+++ DATA SHOWN +++

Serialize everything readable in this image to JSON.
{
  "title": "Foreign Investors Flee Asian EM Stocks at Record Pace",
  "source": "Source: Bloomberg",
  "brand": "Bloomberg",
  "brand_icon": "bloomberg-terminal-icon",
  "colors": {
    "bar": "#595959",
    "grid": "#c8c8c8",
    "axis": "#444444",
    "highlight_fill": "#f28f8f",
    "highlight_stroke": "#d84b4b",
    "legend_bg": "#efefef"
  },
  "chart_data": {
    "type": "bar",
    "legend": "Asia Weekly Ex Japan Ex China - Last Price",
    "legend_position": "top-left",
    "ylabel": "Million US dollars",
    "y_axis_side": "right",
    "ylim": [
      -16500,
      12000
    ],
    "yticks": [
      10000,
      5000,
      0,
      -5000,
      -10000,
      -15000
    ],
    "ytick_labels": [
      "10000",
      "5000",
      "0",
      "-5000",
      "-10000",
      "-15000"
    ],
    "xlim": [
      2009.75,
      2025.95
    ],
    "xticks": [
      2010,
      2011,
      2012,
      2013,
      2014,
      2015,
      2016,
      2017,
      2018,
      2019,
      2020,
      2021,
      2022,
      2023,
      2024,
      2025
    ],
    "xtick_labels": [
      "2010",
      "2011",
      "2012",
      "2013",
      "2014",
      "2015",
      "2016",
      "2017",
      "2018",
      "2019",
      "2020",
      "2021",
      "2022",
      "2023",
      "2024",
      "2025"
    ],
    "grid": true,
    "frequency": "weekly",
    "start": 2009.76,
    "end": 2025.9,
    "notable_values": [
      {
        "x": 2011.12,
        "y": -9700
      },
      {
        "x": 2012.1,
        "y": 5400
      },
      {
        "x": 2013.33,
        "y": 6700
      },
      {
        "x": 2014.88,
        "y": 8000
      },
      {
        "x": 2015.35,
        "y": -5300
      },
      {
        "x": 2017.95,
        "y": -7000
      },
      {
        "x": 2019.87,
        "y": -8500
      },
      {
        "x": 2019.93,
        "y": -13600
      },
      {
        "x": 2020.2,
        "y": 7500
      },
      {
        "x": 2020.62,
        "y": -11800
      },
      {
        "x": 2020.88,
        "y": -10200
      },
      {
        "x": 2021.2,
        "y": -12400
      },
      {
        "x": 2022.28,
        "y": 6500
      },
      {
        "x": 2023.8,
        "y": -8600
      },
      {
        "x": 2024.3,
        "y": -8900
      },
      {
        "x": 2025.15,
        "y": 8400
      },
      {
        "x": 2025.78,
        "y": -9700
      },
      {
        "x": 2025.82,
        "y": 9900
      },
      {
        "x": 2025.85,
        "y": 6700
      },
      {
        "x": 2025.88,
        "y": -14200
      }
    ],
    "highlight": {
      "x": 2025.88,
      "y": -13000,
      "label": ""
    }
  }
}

+++

WRITTEN EXERCISE:
Every entry should be output exactly as written, please.

RIGHT ANSWER:
Serialize everything readable in this image to JSON.
{
  "title": "Foreign Investors Flee Asian EM Stocks at Record Pace",
  "source": "Source: Bloomberg",
  "brand": "Bloomberg",
  "brand_icon": "bloomberg-terminal-icon",
  "colors": {
    "bar": "#595959",
    "grid": "#c8c8c8",
    "axis": "#444444",
    "highlight_fill": "#f28f8f",
    "highlight_stroke": "#d84b4b",
    "legend_bg": "#efefef"
  },
  "chart_data": {
    "type": "bar",
    "legend": "Asia Weekly Ex Japan Ex China - Last Price",
    "legend_position": "top-left",
    "ylabel": "Million US dollars",
    "y_axis_side": "right",
    "ylim": [
      -16500,
      12000
    ],
    "yticks": [
      10000,
      5000,
      0,
      -5000,
      -10000,
      -15000
    ],
    "ytick_labels": [
      "10000",
      "5000",
      "0",
      "-5000",
      "-10000",
      "-15000"
    ],
    "xlim": [
      2009.75,
      2025.95
    ],
    "xticks": [
      2010,
      2011,
      2012,
      2013,
      2014,
      2015,
      2016,
      2017,
      2018,
      2019,
      2020,
      2021,
      2022,
      2023,
      2024,
      2025
    ],
    "xtick_labels": [
      "2010",
      "2011",
      "2012",
      "2013",
      "2014",
      "2015",
      "2016",
      "2017",
      "2018",
      "2019",
      "2020",
      "2021",
      "2022",
      "2023",
      "2024",
      "2025"
    ],
    "grid": true,
    "frequency": "weekly",
    "start": 2009.76,
    "end": 2025.9,
    "notable_values": [
      {
        "x": 2011.12,
        "y": -9700
      },
      {
        "x": 2012.1,
        "y": 5400
      },
      {
        "x": 2013.33,
        "y": 6700
      },
      {
        "x": 2014.88,
        "y": 8000
      },
      {
        "x": 2015.35,
        "y": -5300
      },
      {
        "x": 2017.95,
        "y": -7000
      },
      {
        "x": 2019.87,
        "y": -8500
      },
      {
        "x": 2019.93,
        "y": -13600
      },
      {
        "x": 2020.2,
        "y": 7500
      },
      {
        "x": 2020.62,
        "y": -11800
      },
      {
        "x": 2020.88,
        "y": -10200
      },
      {
        "x": 2021.2,
        "y": -12400
      },
      {
        "x": 2022.28,
        "y": 6500
      },
      {
        "x": 2023.8,
        "y": -8600
      },
      {
        "x": 2024.3,
        "y": -8900
      },
      {
        "x": 2025.15,
        "y": 8400
      },
      {
        "x": 2025.78,
        "y": -9700
      },
      {
        "x": 2025.82,
        "y": 9900
      },
      {
        "x": 2025.85,
        "y": 6700
      },
      {
        "x": 2025.88,
        "y": -14200
      }
    ],
    "highlight": {
      "x": 2025.88,
      "y": -13000,
      "label": ""
    }
  }
}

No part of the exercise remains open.